— START Input data —

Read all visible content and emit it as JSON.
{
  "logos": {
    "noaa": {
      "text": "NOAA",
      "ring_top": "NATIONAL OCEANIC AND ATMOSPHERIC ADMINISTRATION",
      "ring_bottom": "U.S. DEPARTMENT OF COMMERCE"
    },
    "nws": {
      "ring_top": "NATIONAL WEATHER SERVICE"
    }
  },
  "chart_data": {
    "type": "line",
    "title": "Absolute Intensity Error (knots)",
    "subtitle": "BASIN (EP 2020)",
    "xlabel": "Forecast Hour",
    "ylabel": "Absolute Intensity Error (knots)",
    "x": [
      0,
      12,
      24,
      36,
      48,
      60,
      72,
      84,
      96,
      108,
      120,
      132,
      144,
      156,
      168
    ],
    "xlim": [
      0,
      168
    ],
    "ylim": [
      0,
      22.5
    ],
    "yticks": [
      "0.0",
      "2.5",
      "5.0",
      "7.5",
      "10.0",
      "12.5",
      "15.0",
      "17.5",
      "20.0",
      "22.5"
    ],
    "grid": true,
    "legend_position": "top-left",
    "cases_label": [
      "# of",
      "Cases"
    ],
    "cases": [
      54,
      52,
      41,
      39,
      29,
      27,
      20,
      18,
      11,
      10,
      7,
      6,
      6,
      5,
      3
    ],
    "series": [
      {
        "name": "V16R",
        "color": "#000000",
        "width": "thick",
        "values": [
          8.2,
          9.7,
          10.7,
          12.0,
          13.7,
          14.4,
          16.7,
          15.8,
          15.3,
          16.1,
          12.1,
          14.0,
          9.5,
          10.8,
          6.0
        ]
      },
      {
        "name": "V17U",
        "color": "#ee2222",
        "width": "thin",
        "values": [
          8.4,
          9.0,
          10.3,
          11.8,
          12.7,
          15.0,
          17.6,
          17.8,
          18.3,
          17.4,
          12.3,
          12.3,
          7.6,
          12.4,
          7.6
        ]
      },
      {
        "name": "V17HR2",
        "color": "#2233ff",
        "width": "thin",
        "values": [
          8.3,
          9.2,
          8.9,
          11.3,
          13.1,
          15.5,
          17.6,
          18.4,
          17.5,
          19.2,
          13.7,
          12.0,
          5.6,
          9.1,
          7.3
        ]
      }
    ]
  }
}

— END Input data —

Work to complete -> Determine how many lines of the entries above carry the string "knots", and give that number alone.

Task answer -> 2